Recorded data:
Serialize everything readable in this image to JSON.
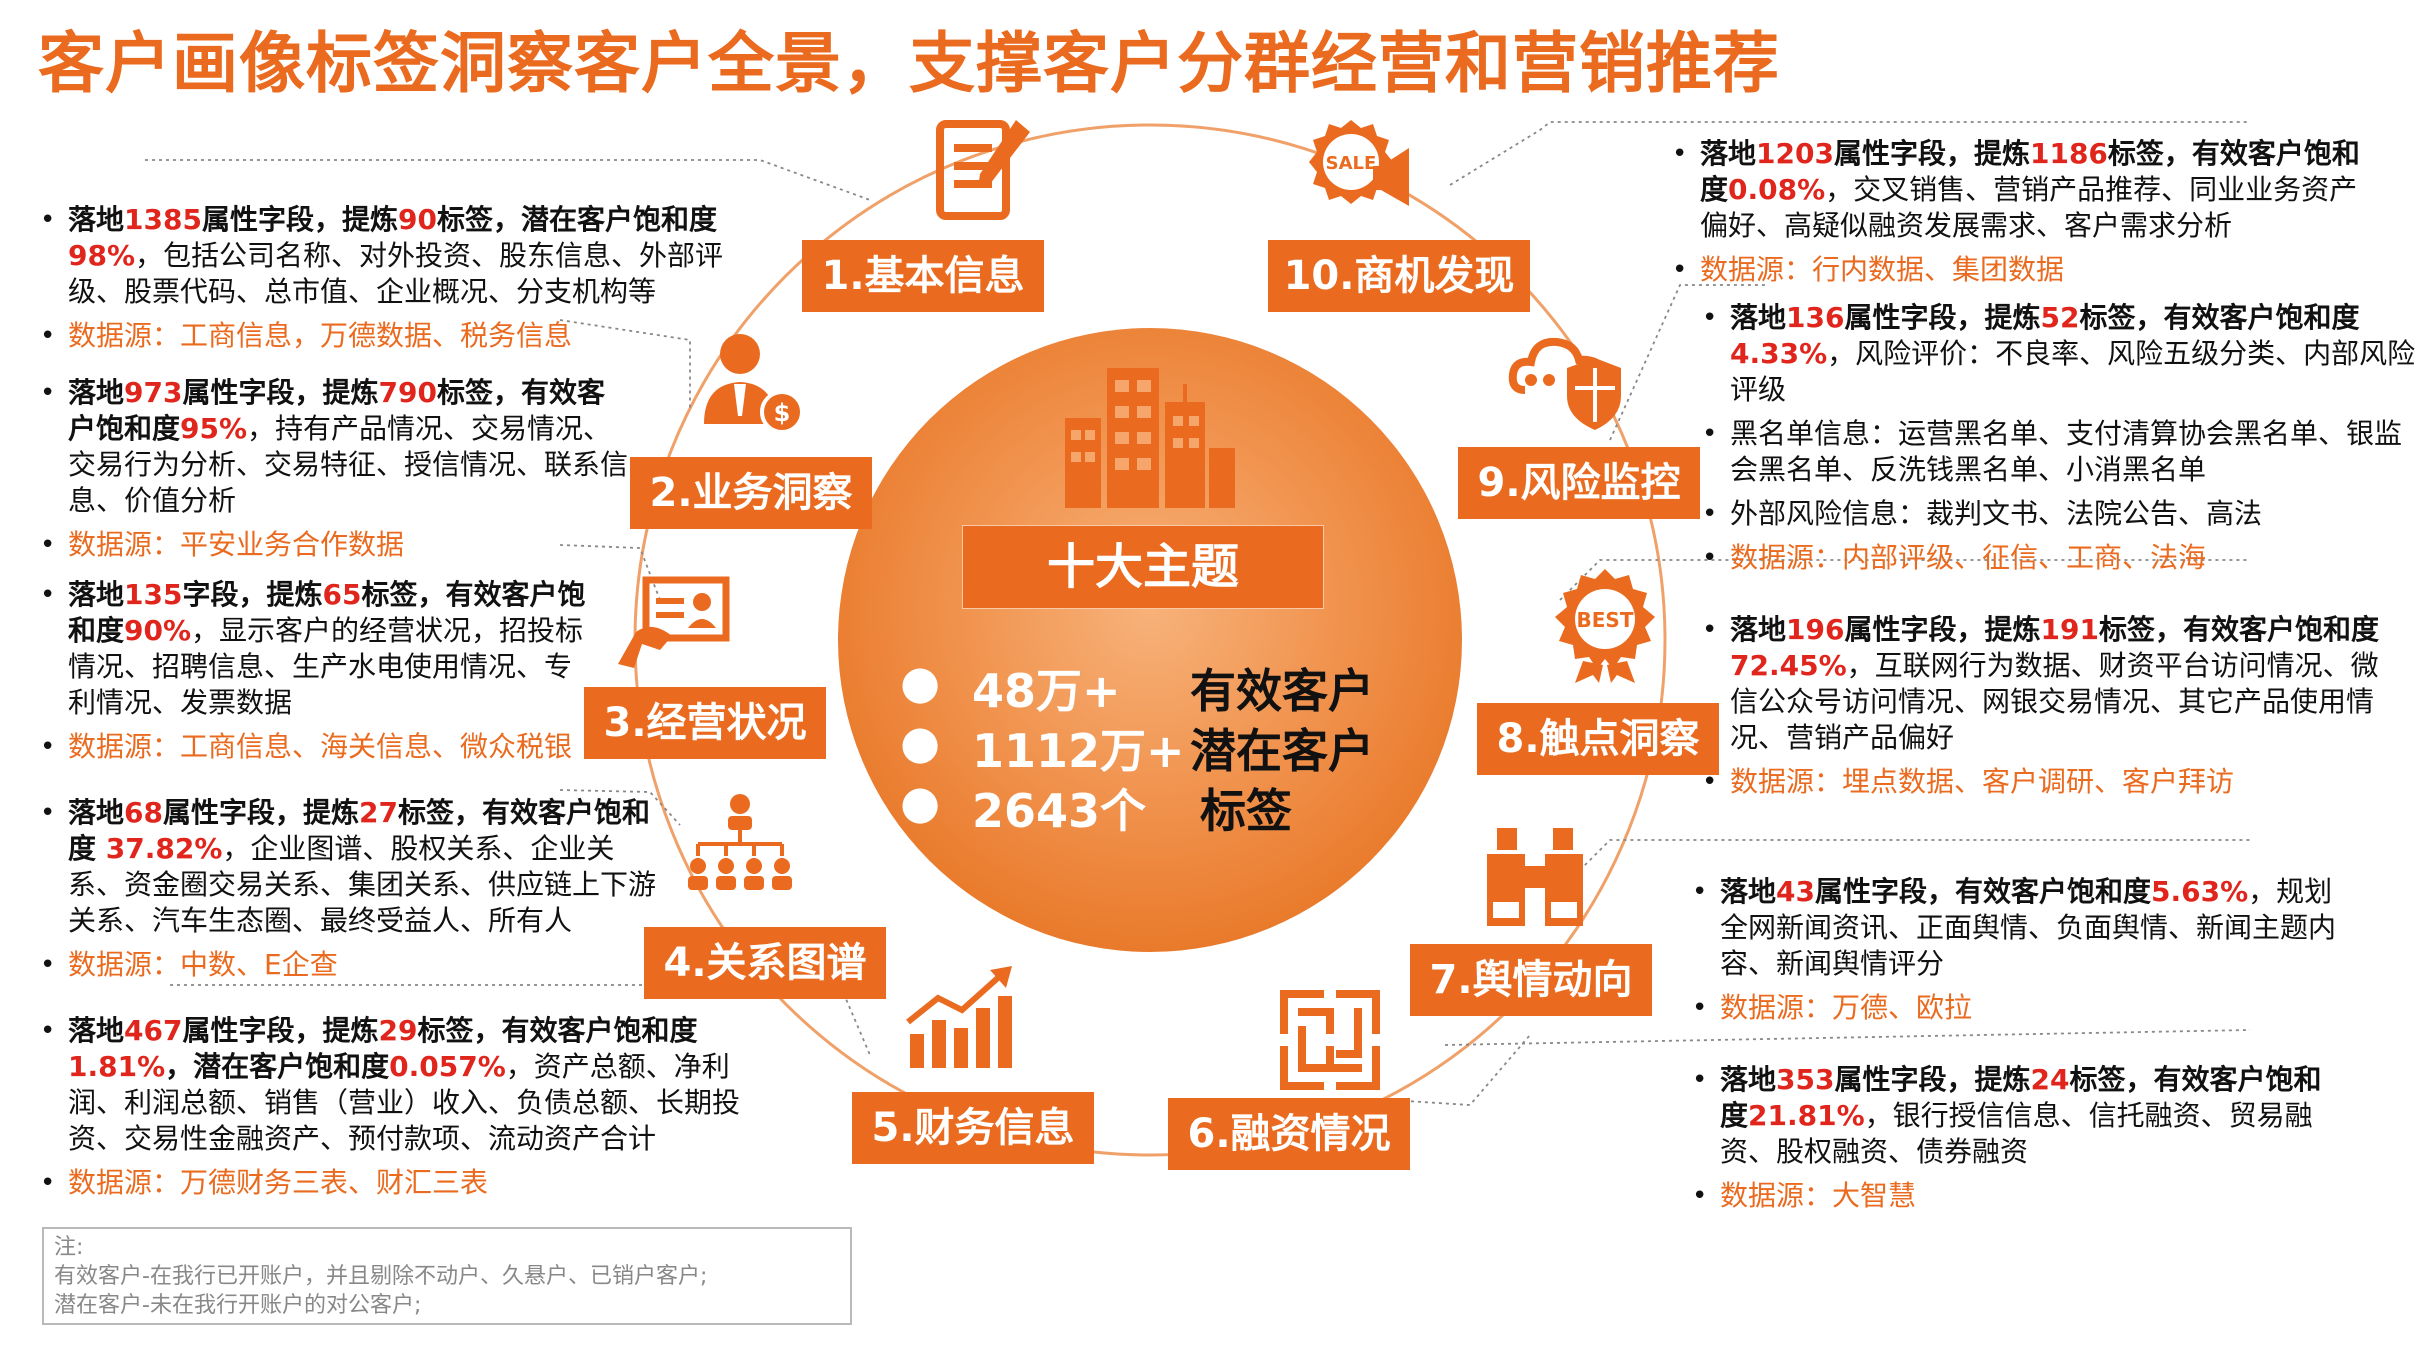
{
  "title": "客户画像标签洞察客户全景，支撑客户分群经营和营销推荐",
  "center": {
    "title": "十大主题",
    "stats": [
      {
        "value": "48万+",
        "label": "有效客户"
      },
      {
        "value": "1112万+",
        "label": "潜在客户"
      },
      {
        "value": "2643个",
        "label": "标签"
      }
    ]
  },
  "topics": [
    {
      "label": "1.基本信息",
      "icon": "document-pen-icon"
    },
    {
      "label": "2.业务洞察",
      "icon": "businessman-coin-icon"
    },
    {
      "label": "3.经营状况",
      "icon": "hand-id-card-icon"
    },
    {
      "label": "4.关系图谱",
      "icon": "org-chart-people-icon"
    },
    {
      "label": "5.财务信息",
      "icon": "bar-chart-arrow-icon"
    },
    {
      "label": "6.融资情况",
      "icon": "maze-icon"
    },
    {
      "label": "7.舆情动向",
      "icon": "binoculars-icon"
    },
    {
      "label": "8.触点洞察",
      "icon": "best-badge-icon"
    },
    {
      "label": "9.风险监控",
      "icon": "cloud-shield-icon"
    },
    {
      "label": "10.商机发现",
      "icon": "sale-megaphone-icon"
    }
  ],
  "details": {
    "t1": {
      "items": [
        [
          [
            "落地",
            "b"
          ],
          [
            "1385",
            "r"
          ],
          [
            "属性字段，",
            "b"
          ],
          [
            "提炼",
            "b"
          ],
          [
            "90",
            "r"
          ],
          [
            "标签，潜在客户饱和度",
            "b"
          ],
          [
            "98%",
            "r"
          ],
          [
            "，包括公司名称、对外投资、股东信息、外部评级、股票代码、总市值、企业概况、分支机构等",
            ""
          ]
        ]
      ],
      "source": "数据源：工商信息，万德数据、税务信息"
    },
    "t2": {
      "items": [
        [
          [
            "落地",
            "b"
          ],
          [
            "973",
            "r"
          ],
          [
            "属性字段，",
            "b"
          ],
          [
            "提炼",
            "b"
          ],
          [
            "790",
            "r"
          ],
          [
            "标签，有效客户饱和度",
            "b"
          ],
          [
            "95%",
            "r"
          ],
          [
            "，持有产品情况、交易情况、交易行为分析、交易特征、授信情况、联系信息、价值分析",
            ""
          ]
        ]
      ],
      "source": "数据源：平安业务合作数据"
    },
    "t3": {
      "items": [
        [
          [
            "落地",
            "b"
          ],
          [
            "135",
            "r"
          ],
          [
            "字段，",
            "b"
          ],
          [
            "提炼",
            "b"
          ],
          [
            "65",
            "r"
          ],
          [
            "标签，有效客户饱和度",
            "b"
          ],
          [
            "90%",
            "r"
          ],
          [
            "，显示客户的经营状况，招投标情况、招聘信息、生产水电使用情况、专利情况、发票数据",
            ""
          ]
        ]
      ],
      "source": "数据源：工商信息、海关信息、微众税银"
    },
    "t4": {
      "items": [
        [
          [
            "落地",
            "b"
          ],
          [
            "68",
            "r"
          ],
          [
            "属性字段，",
            "b"
          ],
          [
            "提炼",
            "b"
          ],
          [
            "27",
            "r"
          ],
          [
            "标签，有效客户饱和度",
            "b"
          ],
          [
            " 37.82%",
            "r"
          ],
          [
            "，企业图谱、股权关系、企业关系、资金圈交易关系、集团关系、供应链上下游关系、汽车生态圈、最终受益人、所有人",
            ""
          ]
        ]
      ],
      "source": "数据源：中数、E企查"
    },
    "t5": {
      "items": [
        [
          [
            "落地",
            "b"
          ],
          [
            "467",
            "r"
          ],
          [
            "属性字段，",
            "b"
          ],
          [
            "提炼",
            "b"
          ],
          [
            "29",
            "r"
          ],
          [
            "标签，有效客户饱和度",
            "b"
          ],
          [
            "1.81%",
            "r"
          ],
          [
            "，潜在客户饱和度",
            "b"
          ],
          [
            "0.057%",
            "r"
          ],
          [
            "，资产总额、净利润、利润总额、销售（营业）收入、负债总额、长期投资、交易性金融资产、预付款项、流动资产合计",
            ""
          ]
        ]
      ],
      "source": "数据源：万德财务三表、财汇三表"
    },
    "t6": {
      "items": [
        [
          [
            "落地",
            "b"
          ],
          [
            "353",
            "r"
          ],
          [
            "属性字段，",
            "b"
          ],
          [
            "提炼",
            "b"
          ],
          [
            "24",
            "r"
          ],
          [
            "标签，有效客户饱和度",
            "b"
          ],
          [
            "21.81%",
            "r"
          ],
          [
            "，银行授信信息、信托融资、贸易融资、股权融资、债券融资",
            ""
          ]
        ]
      ],
      "source": "数据源：大智慧"
    },
    "t7": {
      "items": [
        [
          [
            "落地",
            "b"
          ],
          [
            "43",
            "r"
          ],
          [
            "属性字段，",
            "b"
          ],
          [
            "有效客户饱和度",
            "b"
          ],
          [
            "5.63%",
            "r"
          ],
          [
            "，规划全网新闻资讯、正面舆情、负面舆情、新闻主题内容、新闻舆情评分",
            ""
          ]
        ]
      ],
      "source": "数据源：万德、欧拉"
    },
    "t8": {
      "items": [
        [
          [
            "落地",
            "b"
          ],
          [
            "196",
            "r"
          ],
          [
            "属性字段，",
            "b"
          ],
          [
            "提炼",
            "b"
          ],
          [
            "191",
            "r"
          ],
          [
            "标签，有效客户饱和度",
            "b"
          ],
          [
            "72.45%",
            "r"
          ],
          [
            "，互联网行为数据、财资平台访问情况、微信公众号访问情况、网银交易情况、其它产品使用情况、营销产品偏好",
            ""
          ]
        ]
      ],
      "source": "数据源：埋点数据、客户调研、客户拜访"
    },
    "t9": {
      "items": [
        [
          [
            "落地",
            "b"
          ],
          [
            "136",
            "r"
          ],
          [
            "属性字段，",
            "b"
          ],
          [
            "提炼",
            "b"
          ],
          [
            "52",
            "r"
          ],
          [
            "标签，有效客户饱和度",
            "b"
          ],
          [
            "4.33%",
            "r"
          ],
          [
            "，风险评价：不良率、风险五级分类、内部风险评级",
            ""
          ]
        ],
        [
          [
            "黑名单信息：运营黑名单、支付清算协会黑名单、银监会黑名单、反洗钱黑名单、小消黑名单",
            ""
          ]
        ],
        [
          [
            "外部风险信息：裁判文书、法院公告、高法",
            ""
          ]
        ]
      ],
      "source": "数据源：内部评级、征信、工商、法海"
    },
    "t10": {
      "items": [
        [
          [
            "落地",
            "b"
          ],
          [
            "1203",
            "r"
          ],
          [
            "属性字段，",
            "b"
          ],
          [
            "提炼",
            "b"
          ],
          [
            "1186",
            "r"
          ],
          [
            "标签，有效客户饱和度",
            "b"
          ],
          [
            "0.08%",
            "r"
          ],
          [
            "，交叉销售、营销产品推荐、同业业务资产偏好、高疑似融资发展需求、客户需求分析",
            ""
          ]
        ]
      ],
      "source": "数据源：行内数据、集团数据"
    }
  },
  "note": {
    "heading": "注:",
    "lines": [
      "有效客户-在我行已开账户，并且剔除不动户、久悬户、已销户客户;",
      "潜在客户-未在我行开账户的对公客户;"
    ]
  },
  "colors": {
    "accent": "#ea6b1f",
    "highlight": "#e0261c",
    "source": "#ea6b1f"
  }
}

DO THIS
Reproduce the material in full, word for word, and omit the pictures.

TASK SOLUTION
Serialize everything readable in this image to JSON.
{
  "title": "客户画像标签洞察客户全景，支撑客户分群经营和营销推荐",
  "center": {
    "title": "十大主题",
    "stats": [
      {
        "value": "48万+",
        "label": "有效客户"
      },
      {
        "value": "1112万+",
        "label": "潜在客户"
      },
      {
        "value": "2643个",
        "label": "标签"
      }
    ]
  },
  "topics": [
    {
      "label": "1.基本信息",
      "icon": "document-pen-icon"
    },
    {
      "label": "2.业务洞察",
      "icon": "businessman-coin-icon"
    },
    {
      "label": "3.经营状况",
      "icon": "hand-id-card-icon"
    },
    {
      "label": "4.关系图谱",
      "icon": "org-chart-people-icon"
    },
    {
      "label": "5.财务信息",
      "icon": "bar-chart-arrow-icon"
    },
    {
      "label": "6.融资情况",
      "icon": "maze-icon"
    },
    {
      "label": "7.舆情动向",
      "icon": "binoculars-icon"
    },
    {
      "label": "8.触点洞察",
      "icon": "best-badge-icon"
    },
    {
      "label": "9.风险监控",
      "icon": "cloud-shield-icon"
    },
    {
      "label": "10.商机发现",
      "icon": "sale-megaphone-icon"
    }
  ],
  "details": {
    "t1": {
      "items": [
        [
          [
            "落地",
            "b"
          ],
          [
            "1385",
            "r"
          ],
          [
            "属性字段，",
            "b"
          ],
          [
            "提炼",
            "b"
          ],
          [
            "90",
            "r"
          ],
          [
            "标签，潜在客户饱和度",
            "b"
          ],
          [
            "98%",
            "r"
          ],
          [
            "，包括公司名称、对外投资、股东信息、外部评级、股票代码、总市值、企业概况、分支机构等",
            ""
          ]
        ]
      ],
      "source": "数据源：工商信息，万德数据、税务信息"
    },
    "t2": {
      "items": [
        [
          [
            "落地",
            "b"
          ],
          [
            "973",
            "r"
          ],
          [
            "属性字段，",
            "b"
          ],
          [
            "提炼",
            "b"
          ],
          [
            "790",
            "r"
          ],
          [
            "标签，有效客户饱和度",
            "b"
          ],
          [
            "95%",
            "r"
          ],
          [
            "，持有产品情况、交易情况、交易行为分析、交易特征、授信情况、联系信息、价值分析",
            ""
          ]
        ]
      ],
      "source": "数据源：平安业务合作数据"
    },
    "t3": {
      "items": [
        [
          [
            "落地",
            "b"
          ],
          [
            "135",
            "r"
          ],
          [
            "字段，",
            "b"
          ],
          [
            "提炼",
            "b"
          ],
          [
            "65",
            "r"
          ],
          [
            "标签，有效客户饱和度",
            "b"
          ],
          [
            "90%",
            "r"
          ],
          [
            "，显示客户的经营状况，招投标情况、招聘信息、生产水电使用情况、专利情况、发票数据",
            ""
          ]
        ]
      ],
      "source": "数据源：工商信息、海关信息、微众税银"
    },
    "t4": {
      "items": [
        [
          [
            "落地",
            "b"
          ],
          [
            "68",
            "r"
          ],
          [
            "属性字段，",
            "b"
          ],
          [
            "提炼",
            "b"
          ],
          [
            "27",
            "r"
          ],
          [
            "标签，有效客户饱和度",
            "b"
          ],
          [
            " 37.82%",
            "r"
          ],
          [
            "，企业图谱、股权关系、企业关系、资金圈交易关系、集团关系、供应链上下游关系、汽车生态圈、最终受益人、所有人",
            ""
          ]
        ]
      ],
      "source": "数据源：中数、E企查"
    },
    "t5": {
      "items": [
        [
          [
            "落地",
            "b"
          ],
          [
            "467",
            "r"
          ],
          [
            "属性字段，",
            "b"
          ],
          [
            "提炼",
            "b"
          ],
          [
            "29",
            "r"
          ],
          [
            "标签，有效客户饱和度",
            "b"
          ],
          [
            "1.81%",
            "r"
          ],
          [
            "，潜在客户饱和度",
            "b"
          ],
          [
            "0.057%",
            "r"
          ],
          [
            "，资产总额、净利润、利润总额、销售（营业）收入、负债总额、长期投资、交易性金融资产、预付款项、流动资产合计",
            ""
          ]
        ]
      ],
      "source": "数据源：万德财务三表、财汇三表"
    },
    "t6": {
      "items": [
        [
          [
            "落地",
            "b"
          ],
          [
            "353",
            "r"
          ],
          [
            "属性字段，",
            "b"
          ],
          [
            "提炼",
            "b"
          ],
          [
            "24",
            "r"
          ],
          [
            "标签，有效客户饱和度",
            "b"
          ],
          [
            "21.81%",
            "r"
          ],
          [
            "，银行授信信息、信托融资、贸易融资、股权融资、债券融资",
            ""
          ]
        ]
      ],
      "source": "数据源：大智慧"
    },
    "t7": {
      "items": [
        [
          [
            "落地",
            "b"
          ],
          [
            "43",
            "r"
          ],
          [
            "属性字段，",
            "b"
          ],
          [
            "有效客户饱和度",
            "b"
          ],
          [
            "5.63%",
            "r"
          ],
          [
            "，规划全网新闻资讯、正面舆情、负面舆情、新闻主题内容、新闻舆情评分",
            ""
          ]
        ]
      ],
      "source": "数据源：万德、欧拉"
    },
    "t8": {
      "items": [
        [
          [
            "落地",
            "b"
          ],
          [
            "196",
            "r"
          ],
          [
            "属性字段，",
            "b"
          ],
          [
            "提炼",
            "b"
          ],
          [
            "191",
            "r"
          ],
          [
            "标签，有效客户饱和度",
            "b"
          ],
          [
            "72.45%",
            "r"
          ],
          [
            "，互联网行为数据、财资平台访问情况、微信公众号访问情况、网银交易情况、其它产品使用情况、营销产品偏好",
            ""
          ]
        ]
      ],
      "source": "数据源：埋点数据、客户调研、客户拜访"
    },
    "t9": {
      "items": [
        [
          [
            "落地",
            "b"
          ],
          [
            "136",
            "r"
          ],
          [
            "属性字段，",
            "b"
          ],
          [
            "提炼",
            "b"
          ],
          [
            "52",
            "r"
          ],
          [
            "标签，有效客户饱和度",
            "b"
          ],
          [
            "4.33%",
            "r"
          ],
          [
            "，风险评价：不良率、风险五级分类、内部风险评级",
            ""
          ]
        ],
        [
          [
            "黑名单信息：运营黑名单、支付清算协会黑名单、银监会黑名单、反洗钱黑名单、小消黑名单",
            ""
          ]
        ],
        [
          [
            "外部风险信息：裁判文书、法院公告、高法",
            ""
          ]
        ]
      ],
      "source": "数据源：内部评级、征信、工商、法海"
    },
    "t10": {
      "items": [
        [
          [
            "落地",
            "b"
          ],
          [
            "1203",
            "r"
          ],
          [
            "属性字段，",
            "b"
          ],
          [
            "提炼",
            "b"
          ],
          [
            "1186",
            "r"
          ],
          [
            "标签，有效客户饱和度",
            "b"
          ],
          [
            "0.08%",
            "r"
          ],
          [
            "，交叉销售、营销产品推荐、同业业务资产偏好、高疑似融资发展需求、客户需求分析",
            ""
          ]
        ]
      ],
      "source": "数据源：行内数据、集团数据"
    }
  },
  "note": {
    "heading": "注:",
    "lines": [
      "有效客户-在我行已开账户，并且剔除不动户、久悬户、已销户客户;",
      "潜在客户-未在我行开账户的对公客户;"
    ]
  },
  "colors": {
    "accent": "#ea6b1f",
    "highlight": "#e0261c",
    "source": "#ea6b1f"
  }
}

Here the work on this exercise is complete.